begin
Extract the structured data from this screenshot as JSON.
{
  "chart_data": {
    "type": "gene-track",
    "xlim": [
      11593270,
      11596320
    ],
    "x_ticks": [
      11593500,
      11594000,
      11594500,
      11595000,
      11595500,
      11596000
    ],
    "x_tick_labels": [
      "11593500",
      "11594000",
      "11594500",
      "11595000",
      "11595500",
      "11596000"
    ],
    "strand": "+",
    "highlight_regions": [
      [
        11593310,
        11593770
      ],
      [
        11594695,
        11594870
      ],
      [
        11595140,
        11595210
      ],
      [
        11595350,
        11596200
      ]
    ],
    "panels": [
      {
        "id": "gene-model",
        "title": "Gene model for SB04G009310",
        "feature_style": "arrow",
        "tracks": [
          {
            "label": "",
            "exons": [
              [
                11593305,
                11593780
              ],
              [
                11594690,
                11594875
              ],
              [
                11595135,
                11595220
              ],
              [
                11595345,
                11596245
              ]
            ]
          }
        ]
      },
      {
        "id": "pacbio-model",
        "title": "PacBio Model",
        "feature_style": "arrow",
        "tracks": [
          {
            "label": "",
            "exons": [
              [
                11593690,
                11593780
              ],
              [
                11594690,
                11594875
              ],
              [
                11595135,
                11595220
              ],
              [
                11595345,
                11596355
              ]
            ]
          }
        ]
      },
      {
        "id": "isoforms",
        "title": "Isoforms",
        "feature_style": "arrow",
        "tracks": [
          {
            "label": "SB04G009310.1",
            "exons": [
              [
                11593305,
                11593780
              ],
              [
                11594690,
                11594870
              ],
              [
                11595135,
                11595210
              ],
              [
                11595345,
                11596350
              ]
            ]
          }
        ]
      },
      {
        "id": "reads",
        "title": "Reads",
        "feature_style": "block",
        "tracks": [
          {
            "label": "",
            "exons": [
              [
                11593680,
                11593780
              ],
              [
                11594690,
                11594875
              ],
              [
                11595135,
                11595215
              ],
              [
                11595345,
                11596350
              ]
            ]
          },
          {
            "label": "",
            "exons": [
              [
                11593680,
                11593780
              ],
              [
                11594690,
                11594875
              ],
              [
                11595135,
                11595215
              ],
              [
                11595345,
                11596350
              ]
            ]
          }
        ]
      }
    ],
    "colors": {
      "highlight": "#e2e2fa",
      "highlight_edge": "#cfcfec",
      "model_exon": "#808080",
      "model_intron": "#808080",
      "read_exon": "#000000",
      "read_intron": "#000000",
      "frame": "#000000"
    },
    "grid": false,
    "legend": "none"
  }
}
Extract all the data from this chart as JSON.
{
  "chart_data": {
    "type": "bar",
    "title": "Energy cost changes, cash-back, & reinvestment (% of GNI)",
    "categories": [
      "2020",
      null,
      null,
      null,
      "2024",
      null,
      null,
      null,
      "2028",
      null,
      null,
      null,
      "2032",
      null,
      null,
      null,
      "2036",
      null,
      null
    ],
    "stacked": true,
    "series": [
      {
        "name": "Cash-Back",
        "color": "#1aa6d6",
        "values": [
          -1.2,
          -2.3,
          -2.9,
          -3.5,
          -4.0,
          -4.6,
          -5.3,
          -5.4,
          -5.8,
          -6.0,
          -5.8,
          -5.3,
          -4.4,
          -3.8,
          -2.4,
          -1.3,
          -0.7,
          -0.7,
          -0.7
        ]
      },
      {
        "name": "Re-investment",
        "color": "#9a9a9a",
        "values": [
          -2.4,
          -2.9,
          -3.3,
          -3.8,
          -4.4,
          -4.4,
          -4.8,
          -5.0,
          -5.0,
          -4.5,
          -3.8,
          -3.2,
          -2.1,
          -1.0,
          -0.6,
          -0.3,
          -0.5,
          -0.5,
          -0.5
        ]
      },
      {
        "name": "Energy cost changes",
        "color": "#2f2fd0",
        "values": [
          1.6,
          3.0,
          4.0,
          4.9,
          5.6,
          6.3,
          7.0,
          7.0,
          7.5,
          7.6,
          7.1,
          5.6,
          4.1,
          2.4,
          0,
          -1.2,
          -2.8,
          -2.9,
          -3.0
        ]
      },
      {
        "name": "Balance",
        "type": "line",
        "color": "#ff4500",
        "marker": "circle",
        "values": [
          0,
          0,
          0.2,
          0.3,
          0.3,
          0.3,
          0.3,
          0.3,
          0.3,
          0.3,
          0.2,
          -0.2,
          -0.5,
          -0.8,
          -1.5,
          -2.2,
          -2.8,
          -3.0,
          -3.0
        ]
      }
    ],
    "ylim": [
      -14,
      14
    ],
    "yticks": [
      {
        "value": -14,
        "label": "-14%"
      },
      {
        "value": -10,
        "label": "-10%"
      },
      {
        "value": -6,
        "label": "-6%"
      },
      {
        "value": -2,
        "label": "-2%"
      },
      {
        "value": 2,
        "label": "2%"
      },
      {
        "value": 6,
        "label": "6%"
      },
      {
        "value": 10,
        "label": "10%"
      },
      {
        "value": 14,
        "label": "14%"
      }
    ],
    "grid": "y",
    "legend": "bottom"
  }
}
end
**What is asked**
All of the entries should be written out again exactly.

**Result below**
Extract the structured data from this screenshot as JSON.
{
  "chart_data": {
    "type": "gene-track",
    "xlim": [
      11593270,
      11596320
    ],
    "x_ticks": [
      11593500,
      11594000,
      11594500,
      11595000,
      11595500,
      11596000
    ],
    "x_tick_labels": [
      "11593500",
      "11594000",
      "11594500",
      "11595000",
      "11595500",
      "11596000"
    ],
    "strand": "+",
    "highlight_regions": [
      [
        11593310,
        11593770
      ],
      [
        11594695,
        11594870
      ],
      [
        11595140,
        11595210
      ],
      [
        11595350,
        11596200
      ]
    ],
    "panels": [
      {
        "id": "gene-model",
        "title": "Gene model for SB04G009310",
        "feature_style": "arrow",
        "tracks": [
          {
            "label": "",
            "exons": [
              [
                11593305,
                11593780
              ],
              [
                11594690,
                11594875
              ],
              [
                11595135,
                11595220
              ],
              [
                11595345,
                11596245
              ]
            ]
          }
        ]
      },
      {
        "id": "pacbio-model",
        "title": "PacBio Model",
        "feature_style": "arrow",
        "tracks": [
          {
            "label": "",
            "exons": [
              [
                11593690,
                11593780
              ],
              [
                11594690,
                11594875
              ],
              [
                11595135,
                11595220
              ],
              [
                11595345,
                11596355
              ]
            ]
          }
        ]
      },
      {
        "id": "isoforms",
        "title": "Isoforms",
        "feature_style": "arrow",
        "tracks": [
          {
            "label": "SB04G009310.1",
            "exons": [
              [
                11593305,
                11593780
              ],
              [
                11594690,
                11594870
              ],
              [
                11595135,
                11595210
              ],
              [
                11595345,
                11596350
              ]
            ]
          }
        ]
      },
      {
        "id": "reads",
        "title": "Reads",
        "feature_style": "block",
        "tracks": [
          {
            "label": "",
            "exons": [
              [
                11593680,
                11593780
              ],
              [
                11594690,
                11594875
              ],
              [
                11595135,
                11595215
              ],
              [
                11595345,
                11596350
              ]
            ]
          },
          {
            "label": "",
            "exons": [
              [
                11593680,
                11593780
              ],
              [
                11594690,
                11594875
              ],
              [
                11595135,
                11595215
              ],
              [
                11595345,
                11596350
              ]
            ]
          }
        ]
      }
    ],
    "colors": {
      "highlight": "#e2e2fa",
      "highlight_edge": "#cfcfec",
      "model_exon": "#808080",
      "model_intron": "#808080",
      "read_exon": "#000000",
      "read_intron": "#000000",
      "frame": "#000000"
    },
    "grid": false,
    "legend": "none"
  }
}
Extract all the data from this chart as JSON.
{
  "chart_data": {
    "type": "bar",
    "title": "Energy cost changes, cash-back, & reinvestment (% of GNI)",
    "categories": [
      "2020",
      null,
      null,
      null,
      "2024",
      null,
      null,
      null,
      "2028",
      null,
      null,
      null,
      "2032",
      null,
      null,
      null,
      "2036",
      null,
      null
    ],
    "stacked": true,
    "series": [
      {
        "name": "Cash-Back",
        "color": "#1aa6d6",
        "values": [
          -1.2,
          -2.3,
          -2.9,
          -3.5,
          -4.0,
          -4.6,
          -5.3,
          -5.4,
          -5.8,
          -6.0,
          -5.8,
          -5.3,
          -4.4,
          -3.8,
          -2.4,
          -1.3,
          -0.7,
          -0.7,
          -0.7
        ]
      },
      {
        "name": "Re-investment",
        "color": "#9a9a9a",
        "values": [
          -2.4,
          -2.9,
          -3.3,
          -3.8,
          -4.4,
          -4.4,
          -4.8,
          -5.0,
          -5.0,
          -4.5,
          -3.8,
          -3.2,
          -2.1,
          -1.0,
          -0.6,
          -0.3,
          -0.5,
          -0.5,
          -0.5
        ]
      },
      {
        "name": "Energy cost changes",
        "color": "#2f2fd0",
        "values": [
          1.6,
          3.0,
          4.0,
          4.9,
          5.6,
          6.3,
          7.0,
          7.0,
          7.5,
          7.6,
          7.1,
          5.6,
          4.1,
          2.4,
          0,
          -1.2,
          -2.8,
          -2.9,
          -3.0
        ]
      },
      {
        "name": "Balance",
        "type": "line",
        "color": "#ff4500",
        "marker": "circle",
        "values": [
          0,
          0,
          0.2,
          0.3,
          0.3,
          0.3,
          0.3,
          0.3,
          0.3,
          0.3,
          0.2,
          -0.2,
          -0.5,
          -0.8,
          -1.5,
          -2.2,
          -2.8,
          -3.0,
          -3.0
        ]
      }
    ],
    "ylim": [
      -14,
      14
    ],
    "yticks": [
      {
        "value": -14,
        "label": "-14%"
      },
      {
        "value": -10,
        "label": "-10%"
      },
      {
        "value": -6,
        "label": "-6%"
      },
      {
        "value": -2,
        "label": "-2%"
      },
      {
        "value": 2,
        "label": "2%"
      },
      {
        "value": 6,
        "label": "6%"
      },
      {
        "value": 10,
        "label": "10%"
      },
      {
        "value": 14,
        "label": "14%"
      }
    ],
    "grid": "y",
    "legend": "bottom"
  }
}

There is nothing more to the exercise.